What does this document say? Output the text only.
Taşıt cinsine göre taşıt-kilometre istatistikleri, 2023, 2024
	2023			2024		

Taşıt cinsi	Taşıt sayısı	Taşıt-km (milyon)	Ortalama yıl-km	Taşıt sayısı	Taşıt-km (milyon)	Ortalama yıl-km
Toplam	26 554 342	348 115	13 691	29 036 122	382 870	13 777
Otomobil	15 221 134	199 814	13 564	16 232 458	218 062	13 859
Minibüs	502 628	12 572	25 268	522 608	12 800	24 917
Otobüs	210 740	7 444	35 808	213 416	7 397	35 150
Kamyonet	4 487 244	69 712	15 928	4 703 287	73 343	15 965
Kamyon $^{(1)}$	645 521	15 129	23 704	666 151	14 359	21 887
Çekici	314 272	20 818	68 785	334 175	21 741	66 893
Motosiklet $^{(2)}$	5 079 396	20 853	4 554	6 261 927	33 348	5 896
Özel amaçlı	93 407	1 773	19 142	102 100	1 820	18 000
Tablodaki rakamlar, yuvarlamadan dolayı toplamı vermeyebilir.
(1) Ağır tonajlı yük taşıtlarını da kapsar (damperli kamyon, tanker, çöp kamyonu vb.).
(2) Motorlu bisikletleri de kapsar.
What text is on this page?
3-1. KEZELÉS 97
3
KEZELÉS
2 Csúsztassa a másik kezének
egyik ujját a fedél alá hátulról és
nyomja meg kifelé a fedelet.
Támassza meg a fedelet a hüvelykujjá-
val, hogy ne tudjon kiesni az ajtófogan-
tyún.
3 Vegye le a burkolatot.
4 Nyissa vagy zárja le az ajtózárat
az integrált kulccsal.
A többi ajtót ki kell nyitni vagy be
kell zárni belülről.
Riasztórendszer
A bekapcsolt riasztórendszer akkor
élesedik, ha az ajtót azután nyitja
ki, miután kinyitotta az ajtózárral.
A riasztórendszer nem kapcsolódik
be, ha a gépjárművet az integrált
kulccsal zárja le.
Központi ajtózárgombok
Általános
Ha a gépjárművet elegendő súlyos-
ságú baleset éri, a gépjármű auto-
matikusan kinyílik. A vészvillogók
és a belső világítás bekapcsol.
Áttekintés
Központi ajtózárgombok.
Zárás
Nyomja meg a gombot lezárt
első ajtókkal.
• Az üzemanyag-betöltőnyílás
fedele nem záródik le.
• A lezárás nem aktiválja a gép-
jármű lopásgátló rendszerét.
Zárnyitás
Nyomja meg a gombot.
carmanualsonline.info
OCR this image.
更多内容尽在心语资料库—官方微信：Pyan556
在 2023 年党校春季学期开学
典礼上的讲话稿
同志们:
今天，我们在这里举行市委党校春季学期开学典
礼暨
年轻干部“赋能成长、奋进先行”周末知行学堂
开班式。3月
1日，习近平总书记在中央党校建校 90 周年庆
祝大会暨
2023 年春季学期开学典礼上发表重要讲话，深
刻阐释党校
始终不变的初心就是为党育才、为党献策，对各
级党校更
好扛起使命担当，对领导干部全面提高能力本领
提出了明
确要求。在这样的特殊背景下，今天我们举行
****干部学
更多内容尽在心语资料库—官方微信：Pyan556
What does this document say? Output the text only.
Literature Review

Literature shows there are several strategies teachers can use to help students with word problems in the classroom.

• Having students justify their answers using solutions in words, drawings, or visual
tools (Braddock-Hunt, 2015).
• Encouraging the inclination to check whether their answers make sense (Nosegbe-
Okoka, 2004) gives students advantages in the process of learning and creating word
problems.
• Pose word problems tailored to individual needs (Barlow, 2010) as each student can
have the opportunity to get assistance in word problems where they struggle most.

==*==

EXERCISE: Each line of the material above needs to be quoted exactly, please.

WRITTEN REPLY:
What does this document say? Output the text only.
Taşıt cinsine göre taşıt-kilometre istatistikleri, 2023, 2024
	2023			2024		

Taşıt cinsi	Taşıt sayısı	Taşıt-km (milyon)	Ortalama yıl-km	Taşıt sayısı	Taşıt-km (milyon)	Ortalama yıl-km
Toplam	26 554 342	348 115	13 691	29 036 122	382 870	13 777
Otomobil	15 221 134	199 814	13 564	16 232 458	218 062	13 859
Minibüs	502 628	12 572	25 268	522 608	12 800	24 917
Otobüs	210 740	7 444	35 808	213 416	7 397	35 150
Kamyonet	4 487 244	69 712	15 928	4 703 287	73 343	15 965
Kamyon $^{(1)}$	645 521	15 129	23 704	666 151	14 359	21 887
Çekici	314 272	20 818	68 785	334 175	21 741	66 893
Motosiklet $^{(2)}$	5 079 396	20 853	4 554	6 261 927	33 348	5 896
Özel amaçlı	93 407	1 773	19 142	102 100	1 820	18 000
Tablodaki rakamlar, yuvarlamadan dolayı toplamı vermeyebilir.
(1) Ağır tonajlı yük taşıtlarını da kapsar (damperli kamyon, tanker, çöp kamyonu vb.).
(2) Motorlu bisikletleri de kapsar.
What text is on this page?
3-1. KEZELÉS 97
3
KEZELÉS
2 Csúsztassa a másik kezének
egyik ujját a fedél alá hátulról és
nyomja meg kifelé a fedelet.
Támassza meg a fedelet a hüvelykujjá-
val, hogy ne tudjon kiesni az ajtófogan-
tyún.
3 Vegye le a burkolatot.
4 Nyissa vagy zárja le az ajtózárat
az integrált kulccsal.
A többi ajtót ki kell nyitni vagy be
kell zárni belülről.
Riasztórendszer
A bekapcsolt riasztórendszer akkor
élesedik, ha az ajtót azután nyitja
ki, miután kinyitotta az ajtózárral.
A riasztórendszer nem kapcsolódik
be, ha a gépjárművet az integrált
kulccsal zárja le.
Központi ajtózárgombok
Általános
Ha a gépjárművet elegendő súlyos-
ságú baleset éri, a gépjármű auto-
matikusan kinyílik. A vészvillogók
és a belső világítás bekapcsol.
Áttekintés
Központi ajtózárgombok.
Zárás
Nyomja meg a gombot lezárt
első ajtókkal.
• Az üzemanyag-betöltőnyílás
fedele nem záródik le.
• A lezárás nem aktiválja a gép-
jármű lopásgátló rendszerét.
Zárnyitás
Nyomja meg a gombot.
carmanualsonline.info
OCR this image.
更多内容尽在心语资料库—官方微信：Pyan556
在 2023 年党校春季学期开学
典礼上的讲话稿
同志们:
今天，我们在这里举行市委党校春季学期开学典
礼暨
年轻干部“赋能成长、奋进先行”周末知行学堂
开班式。3月
1日，习近平总书记在中央党校建校 90 周年庆
祝大会暨
2023 年春季学期开学典礼上发表重要讲话，深
刻阐释党校
始终不变的初心就是为党育才、为党献策，对各
级党校更
好扛起使命担当，对领导干部全面提高能力本领
提出了明
确要求。在这样的特殊背景下，今天我们举行
****干部学
更多内容尽在心语资料库—官方微信：Pyan556
What does this document say? Output the text only.
Literature Review

Literature shows there are several strategies teachers can use to help students with word problems in the classroom.

• Having students justify their answers using solutions in words, drawings, or visual
tools (Braddock-Hunt, 2015).
• Encouraging the inclination to check whether their answers make sense (Nosegbe-
Okoka, 2004) gives students advantages in the process of learning and creating word
problems.
• Pose word problems tailored to individual needs (Barlow, 2010) as each student can
have the opportunity to get assistance in word problems where they struggle most.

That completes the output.